### [EXERCISE]
From the entries that follow, list every line in which the string "MEVAGISSEY" appears.

Figure content listings:
################
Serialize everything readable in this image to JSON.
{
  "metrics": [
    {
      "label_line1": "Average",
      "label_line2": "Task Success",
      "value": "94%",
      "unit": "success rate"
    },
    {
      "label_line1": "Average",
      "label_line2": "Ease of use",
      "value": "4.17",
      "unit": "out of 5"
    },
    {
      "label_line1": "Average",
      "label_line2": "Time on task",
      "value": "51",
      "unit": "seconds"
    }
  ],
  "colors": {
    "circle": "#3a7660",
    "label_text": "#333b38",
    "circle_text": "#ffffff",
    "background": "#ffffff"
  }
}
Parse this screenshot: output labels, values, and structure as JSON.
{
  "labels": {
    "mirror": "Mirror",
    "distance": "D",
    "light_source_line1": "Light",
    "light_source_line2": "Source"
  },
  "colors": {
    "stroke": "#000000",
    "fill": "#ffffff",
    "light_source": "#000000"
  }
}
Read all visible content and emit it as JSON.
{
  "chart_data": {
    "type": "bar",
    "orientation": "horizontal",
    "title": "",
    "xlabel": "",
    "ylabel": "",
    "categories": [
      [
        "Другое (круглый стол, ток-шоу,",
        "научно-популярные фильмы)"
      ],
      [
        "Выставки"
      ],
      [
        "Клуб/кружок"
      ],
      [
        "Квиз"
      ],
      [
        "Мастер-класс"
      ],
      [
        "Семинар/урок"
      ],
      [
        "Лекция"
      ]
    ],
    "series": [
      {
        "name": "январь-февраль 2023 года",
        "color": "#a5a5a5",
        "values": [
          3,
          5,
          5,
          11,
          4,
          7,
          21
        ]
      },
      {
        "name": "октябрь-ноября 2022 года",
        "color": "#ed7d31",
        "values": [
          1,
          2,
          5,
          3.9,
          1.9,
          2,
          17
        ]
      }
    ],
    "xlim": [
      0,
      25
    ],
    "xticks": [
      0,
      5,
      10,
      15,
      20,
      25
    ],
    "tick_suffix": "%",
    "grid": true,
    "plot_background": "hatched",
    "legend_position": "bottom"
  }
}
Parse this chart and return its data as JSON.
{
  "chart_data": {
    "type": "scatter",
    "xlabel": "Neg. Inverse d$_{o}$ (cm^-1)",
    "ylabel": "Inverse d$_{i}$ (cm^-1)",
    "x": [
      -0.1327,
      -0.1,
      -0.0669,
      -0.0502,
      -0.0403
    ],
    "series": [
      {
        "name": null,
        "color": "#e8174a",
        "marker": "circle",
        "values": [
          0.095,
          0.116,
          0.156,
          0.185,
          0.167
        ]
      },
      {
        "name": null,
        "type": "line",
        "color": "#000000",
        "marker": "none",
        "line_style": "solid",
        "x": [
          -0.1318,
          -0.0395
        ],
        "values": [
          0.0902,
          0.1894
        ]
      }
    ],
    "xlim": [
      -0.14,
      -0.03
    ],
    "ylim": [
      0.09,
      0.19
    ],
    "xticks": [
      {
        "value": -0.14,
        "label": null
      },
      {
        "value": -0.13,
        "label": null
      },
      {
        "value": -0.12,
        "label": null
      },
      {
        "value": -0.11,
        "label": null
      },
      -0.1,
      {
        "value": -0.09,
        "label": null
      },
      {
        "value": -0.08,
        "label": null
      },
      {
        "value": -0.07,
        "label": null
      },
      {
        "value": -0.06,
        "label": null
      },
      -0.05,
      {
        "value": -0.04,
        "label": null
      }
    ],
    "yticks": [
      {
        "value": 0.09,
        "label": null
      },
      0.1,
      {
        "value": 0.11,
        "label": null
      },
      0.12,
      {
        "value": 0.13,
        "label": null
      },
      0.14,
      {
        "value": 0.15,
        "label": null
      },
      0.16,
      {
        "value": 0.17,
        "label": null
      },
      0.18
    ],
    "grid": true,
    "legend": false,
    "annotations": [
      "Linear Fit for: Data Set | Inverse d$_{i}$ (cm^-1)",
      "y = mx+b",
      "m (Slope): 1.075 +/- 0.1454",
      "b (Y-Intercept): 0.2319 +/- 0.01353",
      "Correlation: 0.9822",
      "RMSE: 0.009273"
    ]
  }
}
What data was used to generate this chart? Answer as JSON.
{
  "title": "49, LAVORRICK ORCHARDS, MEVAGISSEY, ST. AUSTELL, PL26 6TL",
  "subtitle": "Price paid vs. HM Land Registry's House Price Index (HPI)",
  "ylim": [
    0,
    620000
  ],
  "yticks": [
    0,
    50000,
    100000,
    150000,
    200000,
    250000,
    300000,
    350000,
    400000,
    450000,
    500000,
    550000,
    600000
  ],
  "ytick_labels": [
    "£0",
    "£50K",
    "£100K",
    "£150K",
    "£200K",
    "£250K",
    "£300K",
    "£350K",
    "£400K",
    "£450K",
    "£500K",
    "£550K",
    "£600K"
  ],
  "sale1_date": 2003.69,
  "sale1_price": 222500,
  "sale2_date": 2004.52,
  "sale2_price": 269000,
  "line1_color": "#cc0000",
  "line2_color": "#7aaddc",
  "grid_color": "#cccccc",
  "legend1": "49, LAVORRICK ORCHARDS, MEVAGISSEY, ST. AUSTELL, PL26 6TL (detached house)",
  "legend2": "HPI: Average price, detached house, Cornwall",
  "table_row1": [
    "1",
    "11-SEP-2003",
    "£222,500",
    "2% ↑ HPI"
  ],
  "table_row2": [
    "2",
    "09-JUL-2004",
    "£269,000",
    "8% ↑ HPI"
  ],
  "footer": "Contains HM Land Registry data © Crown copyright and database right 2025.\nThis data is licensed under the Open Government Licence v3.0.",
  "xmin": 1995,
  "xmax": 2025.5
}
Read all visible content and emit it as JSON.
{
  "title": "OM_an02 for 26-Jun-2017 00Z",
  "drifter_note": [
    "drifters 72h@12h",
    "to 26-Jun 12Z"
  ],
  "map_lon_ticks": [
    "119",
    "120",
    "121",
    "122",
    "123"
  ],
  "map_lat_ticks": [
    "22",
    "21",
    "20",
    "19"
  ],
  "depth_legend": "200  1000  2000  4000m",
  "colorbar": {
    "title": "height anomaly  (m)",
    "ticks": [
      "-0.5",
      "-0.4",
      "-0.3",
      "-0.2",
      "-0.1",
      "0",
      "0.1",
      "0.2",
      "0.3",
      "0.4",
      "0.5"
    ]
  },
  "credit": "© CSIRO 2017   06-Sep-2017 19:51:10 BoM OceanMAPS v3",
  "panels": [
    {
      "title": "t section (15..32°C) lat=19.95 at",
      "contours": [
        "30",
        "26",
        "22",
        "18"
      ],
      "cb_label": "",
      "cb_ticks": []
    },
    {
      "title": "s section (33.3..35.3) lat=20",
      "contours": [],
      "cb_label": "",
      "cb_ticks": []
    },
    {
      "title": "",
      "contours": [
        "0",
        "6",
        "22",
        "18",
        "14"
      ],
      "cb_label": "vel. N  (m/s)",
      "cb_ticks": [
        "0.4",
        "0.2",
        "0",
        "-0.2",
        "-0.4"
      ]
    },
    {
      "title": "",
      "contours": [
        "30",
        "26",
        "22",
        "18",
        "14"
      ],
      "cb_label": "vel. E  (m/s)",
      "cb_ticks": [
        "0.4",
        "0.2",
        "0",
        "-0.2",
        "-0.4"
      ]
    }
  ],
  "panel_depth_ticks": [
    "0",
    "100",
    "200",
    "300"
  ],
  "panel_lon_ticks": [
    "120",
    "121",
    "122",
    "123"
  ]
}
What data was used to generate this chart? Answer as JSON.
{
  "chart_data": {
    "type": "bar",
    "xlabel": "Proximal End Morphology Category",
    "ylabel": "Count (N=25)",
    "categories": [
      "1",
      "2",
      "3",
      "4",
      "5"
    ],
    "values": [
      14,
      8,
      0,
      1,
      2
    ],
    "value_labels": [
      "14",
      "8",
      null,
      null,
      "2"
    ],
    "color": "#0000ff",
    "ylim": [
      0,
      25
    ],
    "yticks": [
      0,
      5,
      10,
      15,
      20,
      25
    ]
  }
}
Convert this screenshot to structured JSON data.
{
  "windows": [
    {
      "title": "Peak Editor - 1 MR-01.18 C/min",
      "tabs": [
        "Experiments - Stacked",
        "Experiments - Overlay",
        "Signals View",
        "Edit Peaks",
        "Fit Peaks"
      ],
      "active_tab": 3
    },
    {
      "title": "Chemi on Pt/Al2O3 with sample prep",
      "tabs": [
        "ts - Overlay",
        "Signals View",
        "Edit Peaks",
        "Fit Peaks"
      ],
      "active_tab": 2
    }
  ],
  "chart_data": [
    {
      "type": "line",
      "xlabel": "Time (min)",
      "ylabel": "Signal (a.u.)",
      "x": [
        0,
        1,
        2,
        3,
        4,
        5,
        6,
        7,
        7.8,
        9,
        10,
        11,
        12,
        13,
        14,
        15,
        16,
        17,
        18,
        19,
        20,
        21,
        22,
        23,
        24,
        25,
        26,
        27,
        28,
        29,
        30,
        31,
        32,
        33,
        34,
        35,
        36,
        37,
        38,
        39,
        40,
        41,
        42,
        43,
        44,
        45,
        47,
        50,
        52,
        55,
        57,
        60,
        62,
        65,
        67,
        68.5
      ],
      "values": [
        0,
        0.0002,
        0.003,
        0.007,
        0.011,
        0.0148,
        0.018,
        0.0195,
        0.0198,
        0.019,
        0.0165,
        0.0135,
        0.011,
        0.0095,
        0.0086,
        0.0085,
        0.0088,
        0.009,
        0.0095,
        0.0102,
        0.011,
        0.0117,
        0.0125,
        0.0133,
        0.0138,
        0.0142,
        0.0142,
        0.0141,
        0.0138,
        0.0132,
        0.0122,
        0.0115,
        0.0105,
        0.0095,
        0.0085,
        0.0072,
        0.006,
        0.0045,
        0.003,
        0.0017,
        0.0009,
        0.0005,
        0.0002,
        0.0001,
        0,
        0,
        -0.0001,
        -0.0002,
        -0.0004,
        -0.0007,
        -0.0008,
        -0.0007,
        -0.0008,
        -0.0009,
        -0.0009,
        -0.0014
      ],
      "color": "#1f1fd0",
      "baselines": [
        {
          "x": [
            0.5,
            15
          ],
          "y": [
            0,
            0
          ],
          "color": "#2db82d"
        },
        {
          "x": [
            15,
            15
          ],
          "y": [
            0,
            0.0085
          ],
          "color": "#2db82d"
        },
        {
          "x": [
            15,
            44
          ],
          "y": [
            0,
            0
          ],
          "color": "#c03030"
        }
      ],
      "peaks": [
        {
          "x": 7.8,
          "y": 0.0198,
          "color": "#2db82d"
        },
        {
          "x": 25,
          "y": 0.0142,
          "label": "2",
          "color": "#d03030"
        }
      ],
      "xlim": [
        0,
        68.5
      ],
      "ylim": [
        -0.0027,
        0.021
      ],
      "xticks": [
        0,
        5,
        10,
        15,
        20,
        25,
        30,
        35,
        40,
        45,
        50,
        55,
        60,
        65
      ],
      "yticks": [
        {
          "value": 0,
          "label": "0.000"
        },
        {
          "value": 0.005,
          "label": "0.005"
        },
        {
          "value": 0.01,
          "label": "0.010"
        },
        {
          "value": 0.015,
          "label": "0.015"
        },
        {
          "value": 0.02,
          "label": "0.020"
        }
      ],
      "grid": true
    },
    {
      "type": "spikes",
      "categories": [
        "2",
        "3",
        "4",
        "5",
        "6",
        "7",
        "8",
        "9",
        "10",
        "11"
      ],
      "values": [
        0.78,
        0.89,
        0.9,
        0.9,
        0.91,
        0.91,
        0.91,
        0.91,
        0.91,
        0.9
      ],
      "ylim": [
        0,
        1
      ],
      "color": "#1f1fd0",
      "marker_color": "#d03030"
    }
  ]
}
################
### [SOLUTION TO THIS EXERCISE]
  "title": "49, LAVORRICK ORCHARDS, MEVAGISSEY, ST. AUSTELL, PL26 6TL",
  "legend1": "49, LAVORRICK ORCHARDS, MEVAGISSEY, ST. AUSTELL, PL26 6TL (detached house)",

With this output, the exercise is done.